> EXERCISE TASK:
State how many lines contain the string "Frary", and write nothing else.

> DATASET ROWS:
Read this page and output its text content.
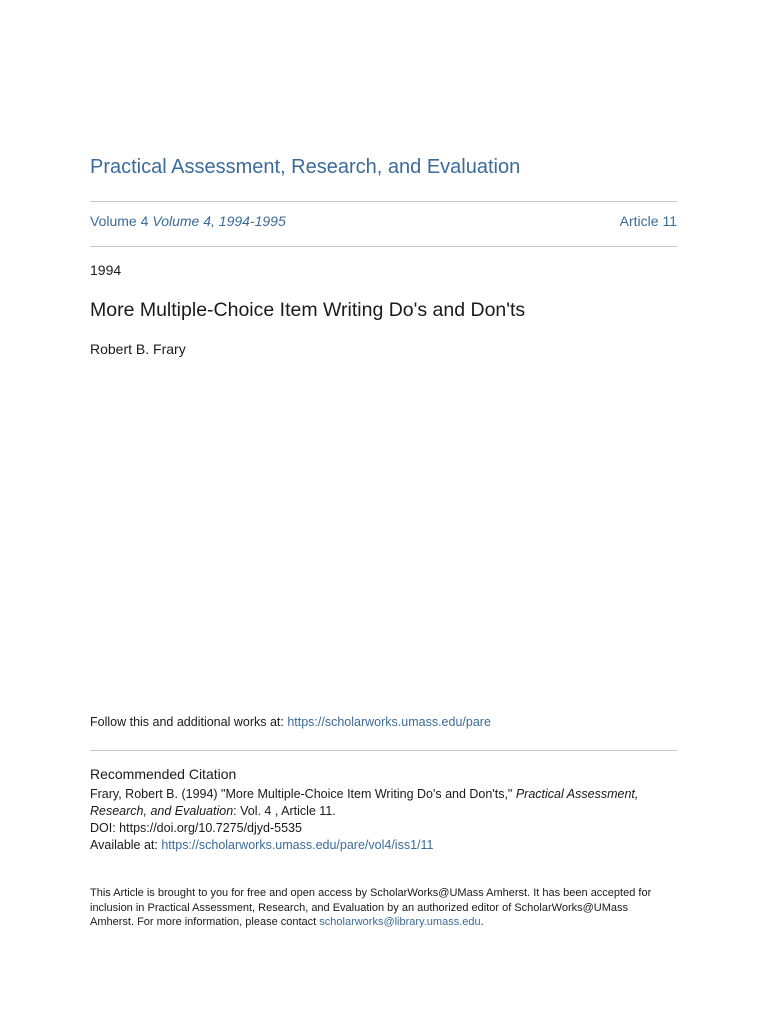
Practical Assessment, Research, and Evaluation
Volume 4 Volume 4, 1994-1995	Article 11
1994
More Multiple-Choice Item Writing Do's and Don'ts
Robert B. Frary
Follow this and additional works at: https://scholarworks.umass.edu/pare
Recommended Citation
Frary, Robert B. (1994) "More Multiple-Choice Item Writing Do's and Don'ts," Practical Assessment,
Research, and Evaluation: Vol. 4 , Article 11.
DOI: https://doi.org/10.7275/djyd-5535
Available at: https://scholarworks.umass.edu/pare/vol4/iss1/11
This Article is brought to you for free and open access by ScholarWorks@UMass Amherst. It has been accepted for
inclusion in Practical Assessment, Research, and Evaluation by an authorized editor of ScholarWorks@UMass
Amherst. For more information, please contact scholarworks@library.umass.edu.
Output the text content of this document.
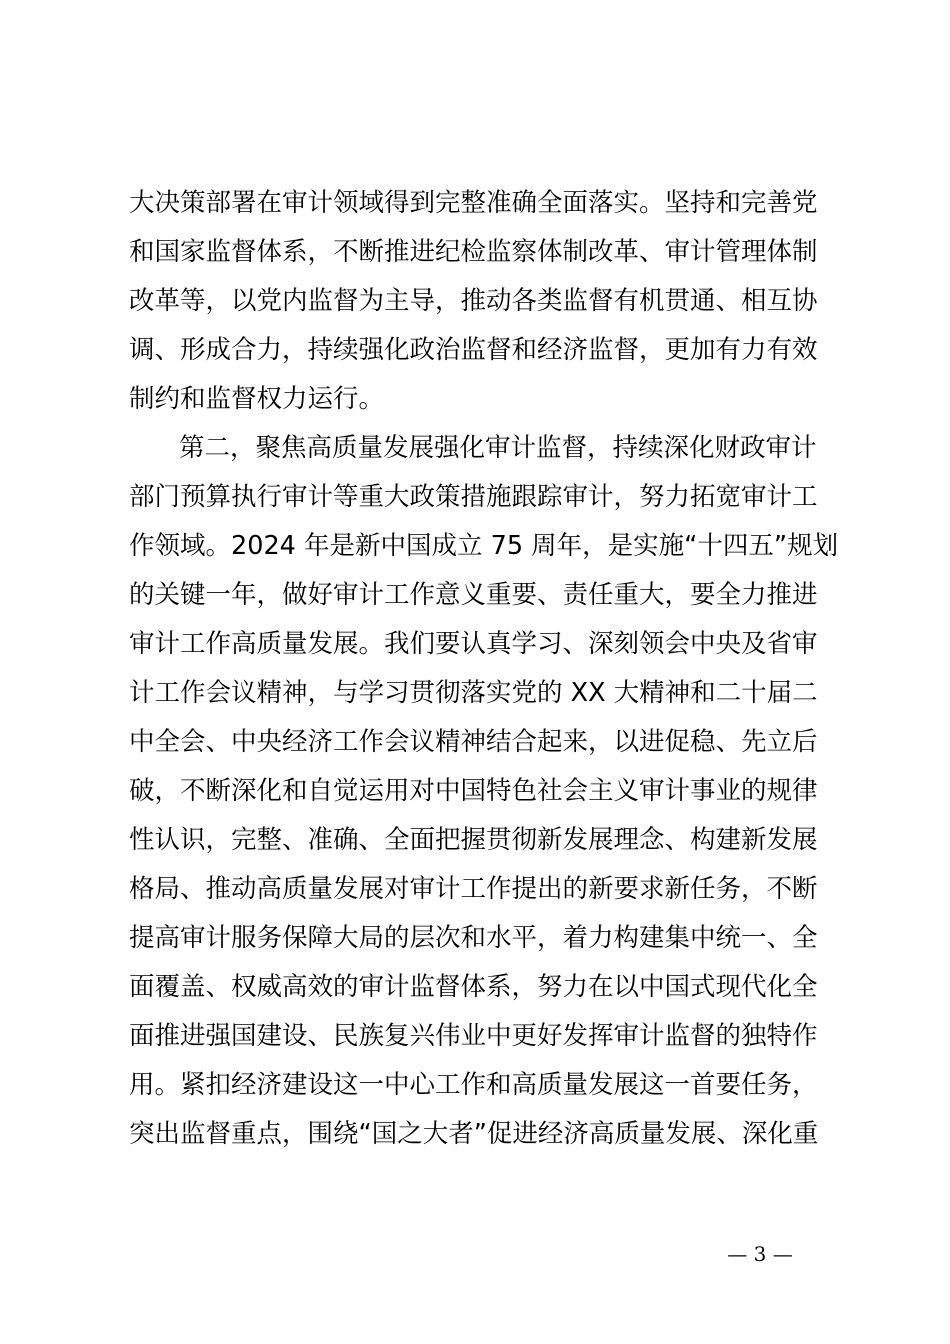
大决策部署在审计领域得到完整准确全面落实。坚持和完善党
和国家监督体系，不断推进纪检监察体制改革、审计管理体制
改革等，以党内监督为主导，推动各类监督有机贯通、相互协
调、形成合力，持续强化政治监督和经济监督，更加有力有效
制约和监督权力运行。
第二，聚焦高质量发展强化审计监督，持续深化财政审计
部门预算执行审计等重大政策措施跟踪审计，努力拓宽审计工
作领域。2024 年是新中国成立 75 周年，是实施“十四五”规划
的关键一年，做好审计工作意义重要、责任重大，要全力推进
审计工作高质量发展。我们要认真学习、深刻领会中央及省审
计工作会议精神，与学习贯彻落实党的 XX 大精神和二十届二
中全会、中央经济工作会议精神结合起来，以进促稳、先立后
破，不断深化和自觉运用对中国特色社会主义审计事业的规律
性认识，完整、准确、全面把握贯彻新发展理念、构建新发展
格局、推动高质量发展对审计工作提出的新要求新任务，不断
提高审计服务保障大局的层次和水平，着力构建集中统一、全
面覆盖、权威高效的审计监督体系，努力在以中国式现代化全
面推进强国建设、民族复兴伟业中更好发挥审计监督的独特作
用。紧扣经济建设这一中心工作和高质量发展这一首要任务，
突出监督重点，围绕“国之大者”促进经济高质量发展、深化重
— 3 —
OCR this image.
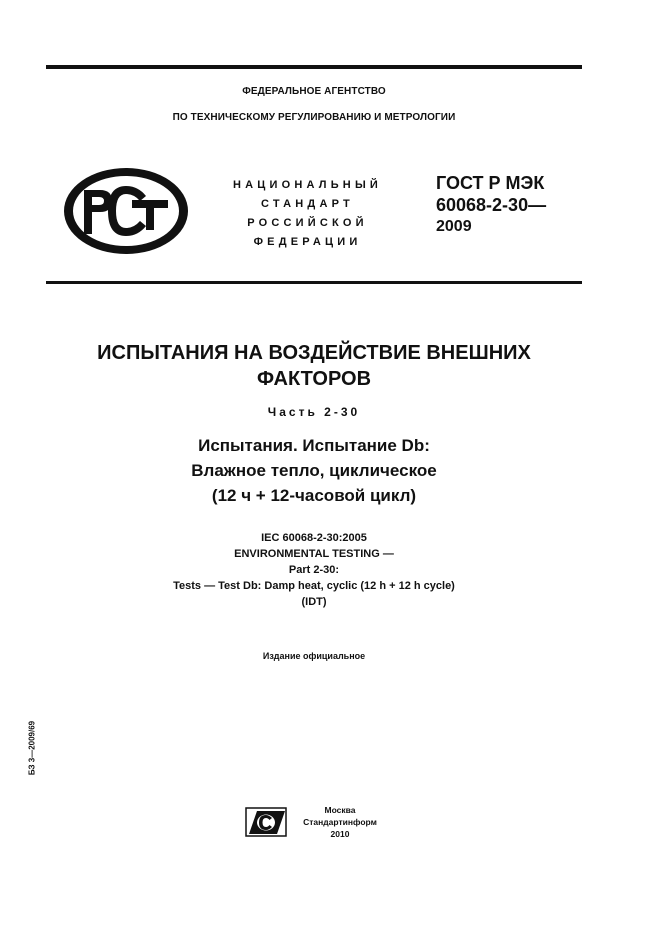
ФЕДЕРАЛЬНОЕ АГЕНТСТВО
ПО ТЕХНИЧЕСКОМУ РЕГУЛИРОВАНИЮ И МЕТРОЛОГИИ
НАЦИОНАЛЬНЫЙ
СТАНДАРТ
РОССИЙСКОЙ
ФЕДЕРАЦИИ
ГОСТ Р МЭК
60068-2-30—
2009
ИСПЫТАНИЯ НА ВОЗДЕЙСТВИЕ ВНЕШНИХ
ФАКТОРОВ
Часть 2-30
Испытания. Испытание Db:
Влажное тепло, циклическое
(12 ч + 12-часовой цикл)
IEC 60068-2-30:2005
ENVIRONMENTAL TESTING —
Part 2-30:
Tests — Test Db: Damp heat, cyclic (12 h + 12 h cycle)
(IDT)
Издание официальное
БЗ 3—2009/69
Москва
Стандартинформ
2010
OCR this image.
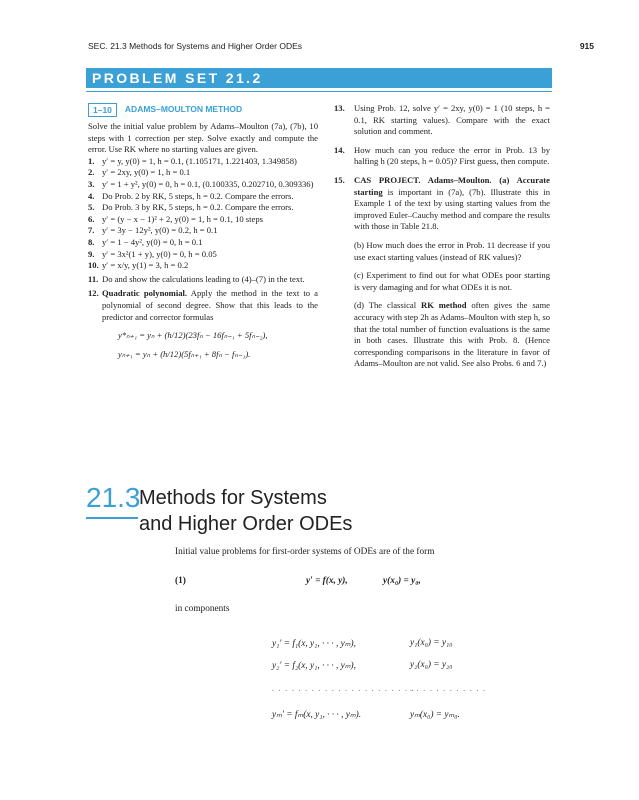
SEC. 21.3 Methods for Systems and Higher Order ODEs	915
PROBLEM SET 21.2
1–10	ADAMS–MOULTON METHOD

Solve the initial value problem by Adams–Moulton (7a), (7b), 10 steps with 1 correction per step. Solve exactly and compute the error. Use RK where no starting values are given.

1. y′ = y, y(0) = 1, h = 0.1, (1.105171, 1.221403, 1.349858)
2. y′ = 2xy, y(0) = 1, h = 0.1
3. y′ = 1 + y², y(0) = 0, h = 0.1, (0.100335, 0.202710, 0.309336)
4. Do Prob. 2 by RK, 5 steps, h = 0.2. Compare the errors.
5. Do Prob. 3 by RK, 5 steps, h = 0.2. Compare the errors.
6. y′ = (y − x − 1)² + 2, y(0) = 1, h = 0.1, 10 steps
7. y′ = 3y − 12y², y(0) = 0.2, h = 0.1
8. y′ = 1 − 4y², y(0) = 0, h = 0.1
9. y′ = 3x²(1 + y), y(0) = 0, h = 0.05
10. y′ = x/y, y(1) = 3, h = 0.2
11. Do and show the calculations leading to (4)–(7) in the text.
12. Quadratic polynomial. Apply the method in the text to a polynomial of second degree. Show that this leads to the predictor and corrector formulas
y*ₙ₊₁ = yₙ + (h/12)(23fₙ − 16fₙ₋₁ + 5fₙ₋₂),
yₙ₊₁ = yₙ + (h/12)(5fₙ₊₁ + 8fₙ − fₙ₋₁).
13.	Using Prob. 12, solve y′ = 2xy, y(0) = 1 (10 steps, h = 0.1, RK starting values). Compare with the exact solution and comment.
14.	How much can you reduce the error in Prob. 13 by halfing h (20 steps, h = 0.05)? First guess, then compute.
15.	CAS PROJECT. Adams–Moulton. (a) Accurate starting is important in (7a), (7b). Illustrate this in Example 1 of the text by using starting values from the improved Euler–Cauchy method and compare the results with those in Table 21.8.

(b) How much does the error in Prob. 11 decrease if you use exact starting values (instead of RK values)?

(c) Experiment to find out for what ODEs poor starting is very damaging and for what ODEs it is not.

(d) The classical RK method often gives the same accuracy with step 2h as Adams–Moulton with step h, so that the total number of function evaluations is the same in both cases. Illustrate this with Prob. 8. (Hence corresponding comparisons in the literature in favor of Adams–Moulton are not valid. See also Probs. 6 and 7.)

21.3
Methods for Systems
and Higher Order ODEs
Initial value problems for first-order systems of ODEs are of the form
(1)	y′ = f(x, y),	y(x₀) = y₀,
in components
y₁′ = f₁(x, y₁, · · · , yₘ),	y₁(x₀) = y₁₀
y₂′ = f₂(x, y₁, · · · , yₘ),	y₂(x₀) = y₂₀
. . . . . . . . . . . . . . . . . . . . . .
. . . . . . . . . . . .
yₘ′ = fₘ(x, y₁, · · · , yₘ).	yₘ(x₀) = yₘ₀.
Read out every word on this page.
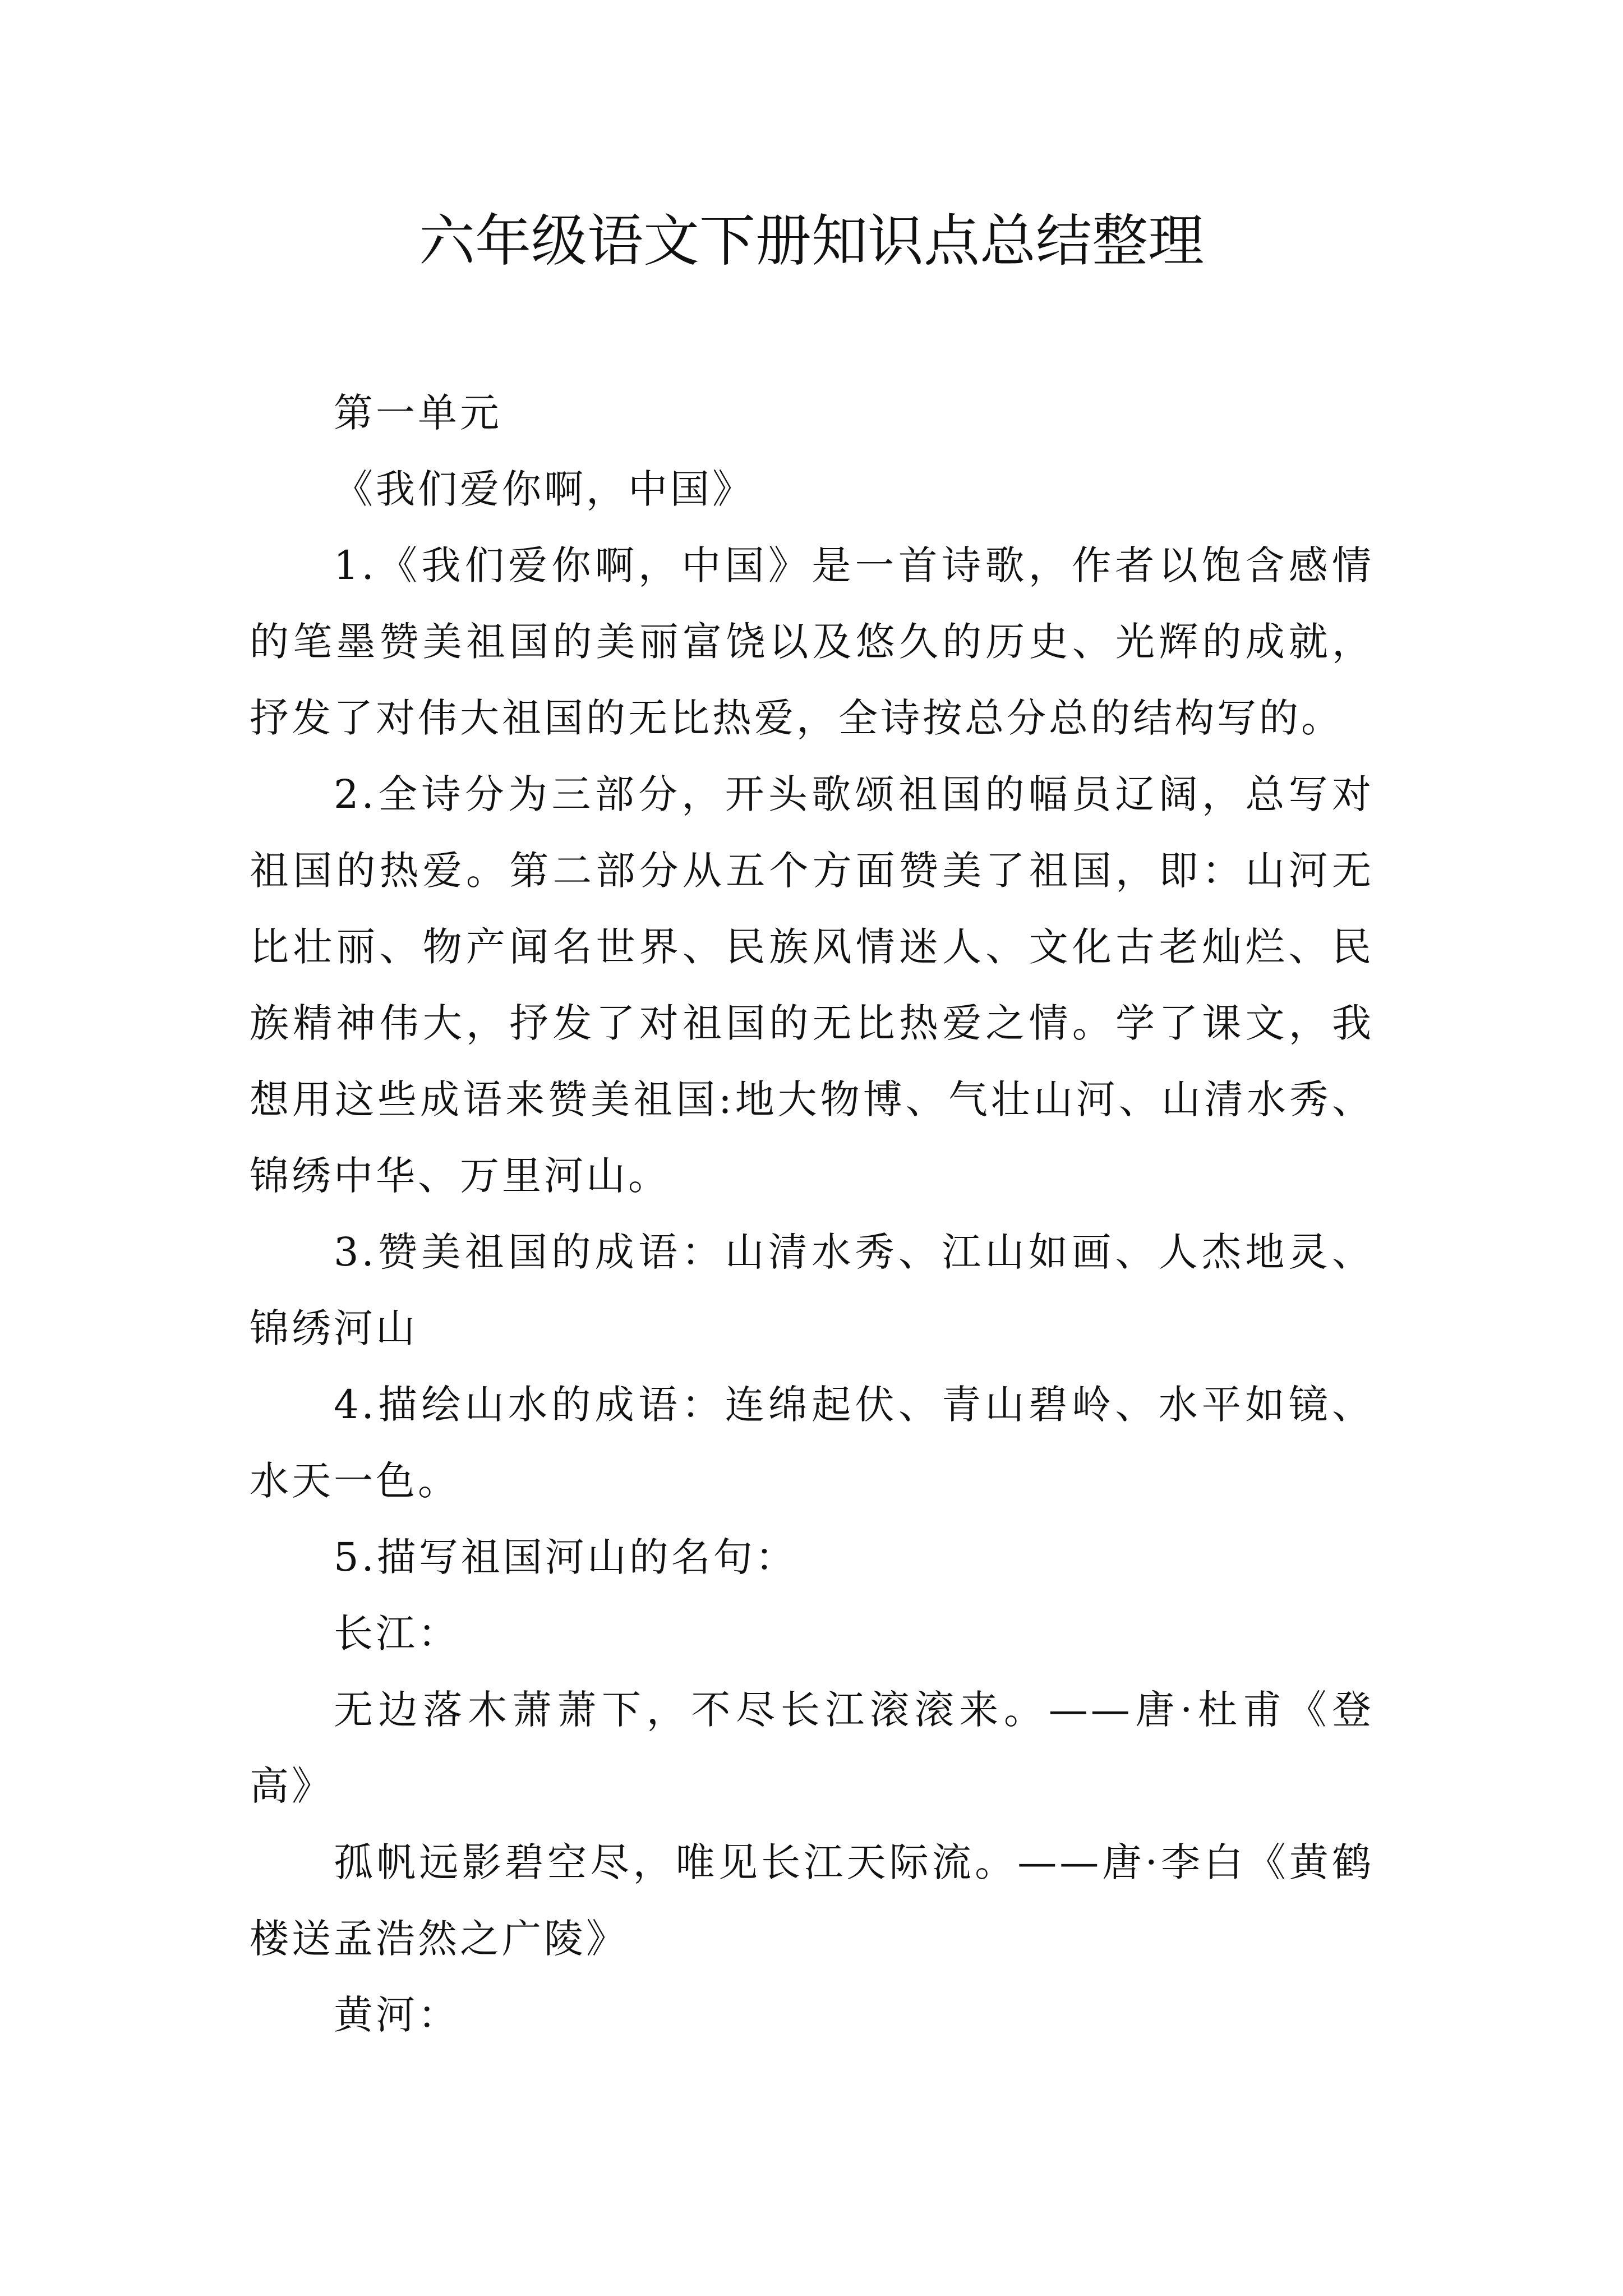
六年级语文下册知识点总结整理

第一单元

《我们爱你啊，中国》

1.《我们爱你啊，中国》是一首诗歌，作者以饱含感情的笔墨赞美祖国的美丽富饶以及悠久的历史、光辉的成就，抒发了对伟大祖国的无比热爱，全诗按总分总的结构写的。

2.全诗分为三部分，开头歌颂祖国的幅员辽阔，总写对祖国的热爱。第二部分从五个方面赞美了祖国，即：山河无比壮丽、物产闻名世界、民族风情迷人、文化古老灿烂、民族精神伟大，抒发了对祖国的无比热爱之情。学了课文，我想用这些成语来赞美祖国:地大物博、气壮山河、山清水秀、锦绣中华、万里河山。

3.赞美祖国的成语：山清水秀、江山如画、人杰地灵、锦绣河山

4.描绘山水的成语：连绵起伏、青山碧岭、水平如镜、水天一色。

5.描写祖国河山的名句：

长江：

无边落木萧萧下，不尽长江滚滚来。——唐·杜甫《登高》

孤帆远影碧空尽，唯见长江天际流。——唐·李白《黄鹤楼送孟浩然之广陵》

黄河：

> TASK ANSWER:
2